Verilen metin >>
KİTAPLAR

Fotoğraf Galerisi

Video Galeri

Günün Fotoğrafı

 

“Türk Havacılık ve Savunmasında AWACS’lar Çok Önemli Bir Aşama Olmuş ve Yeni Bir Dönemi Başlatmıştır”

21.02.2014
Yazdır Paylaş Yazıları Büyült Yazıları Küçült
“Türk Havacılık ve Savunmasında AWACS’lar Çok Önemli Bir Aşama Olmuş ve Yeni Bir Dönemi Başlatmıştır”

“Barış Kartalı” projesi kapsamında havadan erken ihbar ve kontrol uçağı AWACS’ların Hava Kuvvetleri Komutanlığı hizmetine giriş törenine katılan Cumhurbaşkanı Gül, dünyada çok az ülkede olan bu gelişmiş uçaklara sahip olmanın, sadece Türk Hava Kuvvetleri ve Türk Silahlı Kuvvetleri’ni değil, aynı zamanda Türkiye Cumhuriyeti’ni çok daha güçlü kıldığını ve Türkiye’yi müttefikleri arasında ayrıcalıklı bir konuma taşıdığını belirtti.

Malzeme >>
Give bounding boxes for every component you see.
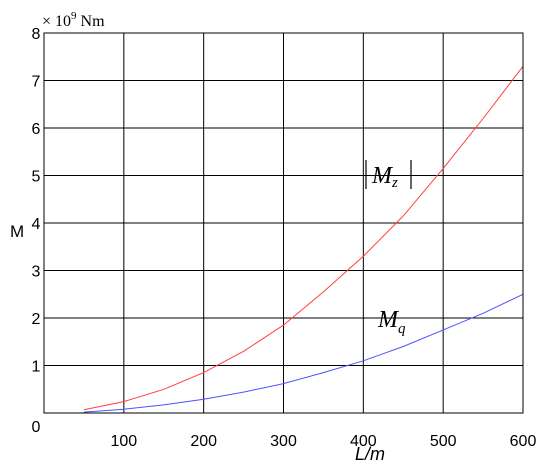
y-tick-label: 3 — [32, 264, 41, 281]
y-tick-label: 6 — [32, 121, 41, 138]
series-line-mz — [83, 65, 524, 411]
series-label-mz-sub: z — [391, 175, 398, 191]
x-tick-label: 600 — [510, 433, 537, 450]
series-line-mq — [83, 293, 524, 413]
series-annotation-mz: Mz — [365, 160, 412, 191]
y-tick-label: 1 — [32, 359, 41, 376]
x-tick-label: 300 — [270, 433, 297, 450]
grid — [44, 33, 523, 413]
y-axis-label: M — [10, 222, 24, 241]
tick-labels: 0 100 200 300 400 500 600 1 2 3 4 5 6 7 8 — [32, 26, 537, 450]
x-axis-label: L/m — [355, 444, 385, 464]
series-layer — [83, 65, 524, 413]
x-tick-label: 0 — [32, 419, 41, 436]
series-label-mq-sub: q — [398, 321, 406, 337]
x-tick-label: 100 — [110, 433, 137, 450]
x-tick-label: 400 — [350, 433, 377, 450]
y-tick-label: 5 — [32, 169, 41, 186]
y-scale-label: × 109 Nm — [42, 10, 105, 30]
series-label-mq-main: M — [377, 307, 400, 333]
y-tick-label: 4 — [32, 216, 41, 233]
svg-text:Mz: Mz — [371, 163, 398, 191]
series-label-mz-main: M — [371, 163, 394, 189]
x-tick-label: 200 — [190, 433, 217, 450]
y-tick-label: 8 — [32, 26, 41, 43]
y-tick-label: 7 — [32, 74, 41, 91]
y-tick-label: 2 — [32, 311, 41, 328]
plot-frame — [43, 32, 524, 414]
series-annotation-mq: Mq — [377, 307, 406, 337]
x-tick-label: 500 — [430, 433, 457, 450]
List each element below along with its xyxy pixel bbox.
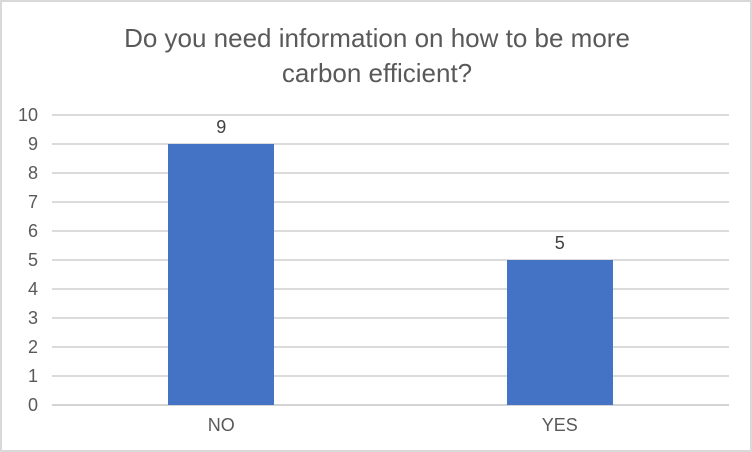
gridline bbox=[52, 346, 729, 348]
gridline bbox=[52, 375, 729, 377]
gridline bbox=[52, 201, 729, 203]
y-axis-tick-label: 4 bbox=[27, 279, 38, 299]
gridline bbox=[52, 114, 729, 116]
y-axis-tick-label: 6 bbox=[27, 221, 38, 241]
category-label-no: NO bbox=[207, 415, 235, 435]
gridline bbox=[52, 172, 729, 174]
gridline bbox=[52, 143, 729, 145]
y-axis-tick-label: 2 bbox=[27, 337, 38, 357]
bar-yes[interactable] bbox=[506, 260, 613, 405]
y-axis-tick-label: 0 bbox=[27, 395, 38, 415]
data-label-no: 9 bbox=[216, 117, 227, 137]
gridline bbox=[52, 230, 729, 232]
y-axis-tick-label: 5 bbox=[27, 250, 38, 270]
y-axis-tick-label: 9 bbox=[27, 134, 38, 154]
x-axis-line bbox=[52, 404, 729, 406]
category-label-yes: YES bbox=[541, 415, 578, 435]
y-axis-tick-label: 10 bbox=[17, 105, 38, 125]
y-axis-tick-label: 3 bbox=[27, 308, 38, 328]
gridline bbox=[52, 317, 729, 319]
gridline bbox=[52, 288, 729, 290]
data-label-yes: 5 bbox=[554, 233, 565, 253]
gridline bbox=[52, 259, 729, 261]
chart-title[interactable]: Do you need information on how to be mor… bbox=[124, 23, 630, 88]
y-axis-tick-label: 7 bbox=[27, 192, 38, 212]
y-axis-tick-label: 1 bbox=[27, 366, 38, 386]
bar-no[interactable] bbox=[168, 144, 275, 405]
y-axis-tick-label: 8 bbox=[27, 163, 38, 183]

Yapılacak iş >> AWACS haberinde "Video Galeri" sözleriyle başlayıp "konuma taşıdığını belirtti." sözleriyle biten bölümü, "Barış Kartalı" yerine "Anadolu Kartalı" koyarak güncelleyin. Kayıtlara ihtiyaç yoktur.

Alıştırma çıktısı >>
Video Galeri

Günün Fotoğrafı

 

“Türk Havacılık ve Savunmasında AWACS’lar Çok Önemli Bir Aşama Olmuş ve Yeni Bir Dönemi Başlatmıştır”

21.02.2014
Yazdır Paylaş Yazıları Büyült Yazıları Küçült
“Türk Havacılık ve Savunmasında AWACS’lar Çok Önemli Bir Aşama Olmuş ve Yeni Bir Dönemi Başlatmıştır”

“Anadolu Kartalı” projesi kapsamında havadan erken ihbar ve kontrol uçağı AWACS’ların Hava Kuvvetleri Komutanlığı hizmetine giriş törenine katılan Cumhurbaşkanı Gül, dünyada çok az ülkede olan bu gelişmiş uçaklara sahip olmanın, sadece Türk Hava Kuvvetleri ve Türk Silahlı Kuvvetleri’ni değil, aynı zamanda Türkiye Cumhuriyeti’ni çok daha güçlü kıldığını ve Türkiye’yi müttefikleri arasında ayrıcalıklı bir konuma taşıdığını belirtti.